**What you should do**
Tally the lines in the listing below that include "куба". Answer with the count and nothing more.

(Dataset items)
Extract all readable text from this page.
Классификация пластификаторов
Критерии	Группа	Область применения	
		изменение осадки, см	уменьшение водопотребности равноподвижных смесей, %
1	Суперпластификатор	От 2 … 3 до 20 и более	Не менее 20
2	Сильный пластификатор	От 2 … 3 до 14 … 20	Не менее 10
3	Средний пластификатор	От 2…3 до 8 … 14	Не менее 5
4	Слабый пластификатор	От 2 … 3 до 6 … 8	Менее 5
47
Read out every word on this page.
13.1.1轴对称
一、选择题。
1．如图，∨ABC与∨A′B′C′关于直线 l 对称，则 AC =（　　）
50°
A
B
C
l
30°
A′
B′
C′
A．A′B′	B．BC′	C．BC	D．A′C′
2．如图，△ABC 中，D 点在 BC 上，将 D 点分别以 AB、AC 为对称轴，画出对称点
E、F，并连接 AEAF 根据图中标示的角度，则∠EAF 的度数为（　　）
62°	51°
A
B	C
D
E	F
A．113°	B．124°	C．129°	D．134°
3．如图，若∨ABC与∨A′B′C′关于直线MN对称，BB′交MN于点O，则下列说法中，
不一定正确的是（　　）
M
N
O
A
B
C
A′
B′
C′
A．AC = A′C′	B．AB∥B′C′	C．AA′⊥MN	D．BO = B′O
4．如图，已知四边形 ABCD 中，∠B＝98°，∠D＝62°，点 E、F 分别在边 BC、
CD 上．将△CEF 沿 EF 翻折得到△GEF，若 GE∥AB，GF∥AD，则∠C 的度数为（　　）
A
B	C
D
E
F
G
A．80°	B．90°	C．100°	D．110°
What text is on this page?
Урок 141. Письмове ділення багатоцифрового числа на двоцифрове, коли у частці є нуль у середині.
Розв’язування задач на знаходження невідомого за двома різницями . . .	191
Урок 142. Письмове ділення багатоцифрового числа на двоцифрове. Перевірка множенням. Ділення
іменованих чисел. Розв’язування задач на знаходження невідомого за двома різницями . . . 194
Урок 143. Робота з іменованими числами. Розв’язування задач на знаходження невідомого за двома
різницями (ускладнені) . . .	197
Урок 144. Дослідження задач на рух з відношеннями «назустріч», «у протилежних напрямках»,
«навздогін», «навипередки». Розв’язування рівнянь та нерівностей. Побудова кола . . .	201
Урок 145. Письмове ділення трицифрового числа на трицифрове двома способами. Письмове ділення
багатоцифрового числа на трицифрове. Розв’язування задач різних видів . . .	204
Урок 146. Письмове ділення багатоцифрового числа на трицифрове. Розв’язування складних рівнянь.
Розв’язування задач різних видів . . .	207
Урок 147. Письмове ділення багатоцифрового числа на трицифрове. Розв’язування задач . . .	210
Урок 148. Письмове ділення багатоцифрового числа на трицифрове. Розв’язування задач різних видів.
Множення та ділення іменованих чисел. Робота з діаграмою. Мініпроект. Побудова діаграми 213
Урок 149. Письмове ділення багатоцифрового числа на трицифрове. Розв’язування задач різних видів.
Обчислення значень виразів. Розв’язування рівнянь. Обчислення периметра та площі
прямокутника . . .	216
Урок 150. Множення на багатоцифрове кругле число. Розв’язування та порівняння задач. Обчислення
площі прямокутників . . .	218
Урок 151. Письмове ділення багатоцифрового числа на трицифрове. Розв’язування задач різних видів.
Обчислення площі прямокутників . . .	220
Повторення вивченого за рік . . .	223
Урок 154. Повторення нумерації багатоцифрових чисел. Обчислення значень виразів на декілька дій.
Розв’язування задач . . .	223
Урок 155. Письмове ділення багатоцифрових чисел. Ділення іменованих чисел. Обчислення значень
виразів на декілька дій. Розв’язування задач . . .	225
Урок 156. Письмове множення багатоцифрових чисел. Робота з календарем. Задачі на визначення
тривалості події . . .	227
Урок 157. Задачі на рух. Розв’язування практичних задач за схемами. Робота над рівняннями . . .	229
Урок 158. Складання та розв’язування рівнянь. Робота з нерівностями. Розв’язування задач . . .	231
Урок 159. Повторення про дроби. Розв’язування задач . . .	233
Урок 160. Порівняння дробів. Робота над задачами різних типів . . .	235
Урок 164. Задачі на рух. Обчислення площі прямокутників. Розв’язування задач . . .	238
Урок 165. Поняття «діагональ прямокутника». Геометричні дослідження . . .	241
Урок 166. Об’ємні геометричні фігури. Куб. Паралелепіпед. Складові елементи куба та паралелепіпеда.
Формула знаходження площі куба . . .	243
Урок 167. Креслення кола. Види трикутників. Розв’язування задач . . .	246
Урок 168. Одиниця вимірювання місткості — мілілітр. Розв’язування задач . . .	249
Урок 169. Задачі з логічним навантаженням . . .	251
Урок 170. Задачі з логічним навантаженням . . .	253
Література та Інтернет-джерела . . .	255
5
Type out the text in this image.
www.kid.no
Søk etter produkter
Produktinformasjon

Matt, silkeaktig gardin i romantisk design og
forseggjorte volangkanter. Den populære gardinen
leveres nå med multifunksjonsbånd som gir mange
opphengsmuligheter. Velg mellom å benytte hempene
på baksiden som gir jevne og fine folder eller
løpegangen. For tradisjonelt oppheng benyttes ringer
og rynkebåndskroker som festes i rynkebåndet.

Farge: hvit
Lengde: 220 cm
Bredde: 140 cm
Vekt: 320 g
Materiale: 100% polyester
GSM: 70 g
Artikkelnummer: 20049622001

**Full output**
2